PROBLEM REQUIREMENTS
Identify all lines below that hold "speed" and collect them.

:: RECORD EXTRACTS ::

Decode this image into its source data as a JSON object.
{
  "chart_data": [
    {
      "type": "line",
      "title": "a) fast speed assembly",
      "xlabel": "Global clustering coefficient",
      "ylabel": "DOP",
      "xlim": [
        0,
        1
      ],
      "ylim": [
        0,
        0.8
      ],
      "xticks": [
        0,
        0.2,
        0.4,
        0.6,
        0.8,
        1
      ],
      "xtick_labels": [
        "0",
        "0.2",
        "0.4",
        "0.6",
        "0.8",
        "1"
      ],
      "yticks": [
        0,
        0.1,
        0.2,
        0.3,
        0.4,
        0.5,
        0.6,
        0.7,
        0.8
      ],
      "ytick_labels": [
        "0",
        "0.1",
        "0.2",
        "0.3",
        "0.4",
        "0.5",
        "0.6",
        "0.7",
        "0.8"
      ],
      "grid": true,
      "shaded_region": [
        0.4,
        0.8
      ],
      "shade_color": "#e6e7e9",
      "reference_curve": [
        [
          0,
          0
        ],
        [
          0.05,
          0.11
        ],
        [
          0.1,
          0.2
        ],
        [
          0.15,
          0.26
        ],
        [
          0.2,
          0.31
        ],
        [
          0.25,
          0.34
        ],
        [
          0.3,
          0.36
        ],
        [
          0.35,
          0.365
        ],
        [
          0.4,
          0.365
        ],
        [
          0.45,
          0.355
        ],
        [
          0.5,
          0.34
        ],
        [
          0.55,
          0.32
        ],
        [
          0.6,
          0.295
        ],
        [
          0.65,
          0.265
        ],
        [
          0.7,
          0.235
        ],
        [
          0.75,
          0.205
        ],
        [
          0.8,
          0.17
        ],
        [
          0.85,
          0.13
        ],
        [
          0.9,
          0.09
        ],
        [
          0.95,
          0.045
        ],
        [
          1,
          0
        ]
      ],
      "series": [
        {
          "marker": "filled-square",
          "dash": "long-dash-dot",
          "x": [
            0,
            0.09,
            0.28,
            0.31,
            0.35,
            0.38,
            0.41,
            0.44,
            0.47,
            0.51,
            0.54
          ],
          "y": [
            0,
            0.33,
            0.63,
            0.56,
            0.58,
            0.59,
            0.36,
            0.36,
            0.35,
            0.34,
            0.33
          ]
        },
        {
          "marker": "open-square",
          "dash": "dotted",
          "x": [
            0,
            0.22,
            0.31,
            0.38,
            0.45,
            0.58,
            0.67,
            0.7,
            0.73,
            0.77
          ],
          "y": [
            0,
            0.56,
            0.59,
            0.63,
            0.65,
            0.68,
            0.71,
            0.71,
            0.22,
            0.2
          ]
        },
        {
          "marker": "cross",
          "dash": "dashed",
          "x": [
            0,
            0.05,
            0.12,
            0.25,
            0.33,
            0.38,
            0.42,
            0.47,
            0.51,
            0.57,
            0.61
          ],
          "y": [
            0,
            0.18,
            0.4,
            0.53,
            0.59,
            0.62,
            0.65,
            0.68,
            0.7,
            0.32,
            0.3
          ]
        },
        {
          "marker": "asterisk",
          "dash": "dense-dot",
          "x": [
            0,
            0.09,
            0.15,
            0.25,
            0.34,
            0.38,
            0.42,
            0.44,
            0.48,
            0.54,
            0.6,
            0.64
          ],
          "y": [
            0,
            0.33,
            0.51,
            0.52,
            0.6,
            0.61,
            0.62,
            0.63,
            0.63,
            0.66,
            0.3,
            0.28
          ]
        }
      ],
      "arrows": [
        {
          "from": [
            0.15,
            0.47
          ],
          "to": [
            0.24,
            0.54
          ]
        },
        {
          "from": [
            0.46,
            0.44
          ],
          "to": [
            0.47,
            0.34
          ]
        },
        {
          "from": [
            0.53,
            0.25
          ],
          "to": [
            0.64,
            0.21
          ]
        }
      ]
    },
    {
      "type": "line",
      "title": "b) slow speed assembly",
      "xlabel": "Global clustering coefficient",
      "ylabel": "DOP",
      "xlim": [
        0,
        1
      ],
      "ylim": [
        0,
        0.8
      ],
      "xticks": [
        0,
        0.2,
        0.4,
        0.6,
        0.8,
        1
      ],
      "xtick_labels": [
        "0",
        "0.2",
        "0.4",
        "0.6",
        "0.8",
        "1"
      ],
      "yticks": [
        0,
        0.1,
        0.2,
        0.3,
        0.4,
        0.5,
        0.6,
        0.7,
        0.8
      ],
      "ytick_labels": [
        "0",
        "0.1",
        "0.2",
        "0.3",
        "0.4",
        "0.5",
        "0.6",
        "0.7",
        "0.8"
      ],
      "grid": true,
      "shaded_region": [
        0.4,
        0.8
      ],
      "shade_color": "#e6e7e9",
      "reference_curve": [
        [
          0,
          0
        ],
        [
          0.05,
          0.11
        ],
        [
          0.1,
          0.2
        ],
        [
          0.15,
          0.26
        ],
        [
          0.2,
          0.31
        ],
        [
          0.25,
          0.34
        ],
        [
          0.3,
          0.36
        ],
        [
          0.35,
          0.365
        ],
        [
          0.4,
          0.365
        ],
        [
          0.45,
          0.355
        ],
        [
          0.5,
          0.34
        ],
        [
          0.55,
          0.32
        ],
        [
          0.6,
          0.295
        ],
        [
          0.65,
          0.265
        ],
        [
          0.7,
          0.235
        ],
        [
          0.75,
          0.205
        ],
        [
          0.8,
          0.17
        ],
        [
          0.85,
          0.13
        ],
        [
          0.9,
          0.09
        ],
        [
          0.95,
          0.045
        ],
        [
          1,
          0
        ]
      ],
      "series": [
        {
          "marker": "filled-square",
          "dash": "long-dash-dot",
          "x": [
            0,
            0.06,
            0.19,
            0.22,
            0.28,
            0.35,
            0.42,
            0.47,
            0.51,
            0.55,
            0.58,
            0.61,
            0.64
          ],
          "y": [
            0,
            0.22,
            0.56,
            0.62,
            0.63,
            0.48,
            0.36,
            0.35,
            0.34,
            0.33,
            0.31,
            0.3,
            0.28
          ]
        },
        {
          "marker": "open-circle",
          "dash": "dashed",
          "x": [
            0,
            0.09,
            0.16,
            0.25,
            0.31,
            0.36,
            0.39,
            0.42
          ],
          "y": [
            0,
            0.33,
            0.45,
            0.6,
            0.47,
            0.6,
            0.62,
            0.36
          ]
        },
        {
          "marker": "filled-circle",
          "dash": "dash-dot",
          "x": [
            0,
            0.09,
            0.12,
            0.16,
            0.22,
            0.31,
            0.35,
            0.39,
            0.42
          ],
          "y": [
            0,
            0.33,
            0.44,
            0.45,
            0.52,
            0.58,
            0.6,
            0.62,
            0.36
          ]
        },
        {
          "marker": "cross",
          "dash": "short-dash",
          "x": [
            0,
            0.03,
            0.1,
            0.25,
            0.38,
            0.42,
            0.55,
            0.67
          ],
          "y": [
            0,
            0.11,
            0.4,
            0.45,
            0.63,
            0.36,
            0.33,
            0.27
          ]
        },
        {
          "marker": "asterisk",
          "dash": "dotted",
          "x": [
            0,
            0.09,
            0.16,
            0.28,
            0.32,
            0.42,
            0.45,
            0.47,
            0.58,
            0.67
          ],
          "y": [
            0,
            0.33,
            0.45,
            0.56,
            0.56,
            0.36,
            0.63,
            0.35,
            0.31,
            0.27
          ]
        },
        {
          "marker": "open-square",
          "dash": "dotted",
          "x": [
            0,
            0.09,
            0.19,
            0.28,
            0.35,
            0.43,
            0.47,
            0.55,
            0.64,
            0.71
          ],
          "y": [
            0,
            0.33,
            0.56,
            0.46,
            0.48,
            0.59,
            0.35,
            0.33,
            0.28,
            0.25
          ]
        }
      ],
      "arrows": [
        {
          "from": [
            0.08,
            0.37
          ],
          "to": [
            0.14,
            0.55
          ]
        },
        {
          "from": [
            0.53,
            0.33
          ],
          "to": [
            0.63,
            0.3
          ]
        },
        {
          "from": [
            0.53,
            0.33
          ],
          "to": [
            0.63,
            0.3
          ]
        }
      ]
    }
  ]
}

:::

TASK ANSWER
      "title": "a) fast speed assembly",
      "title": "b) slow speed assembly",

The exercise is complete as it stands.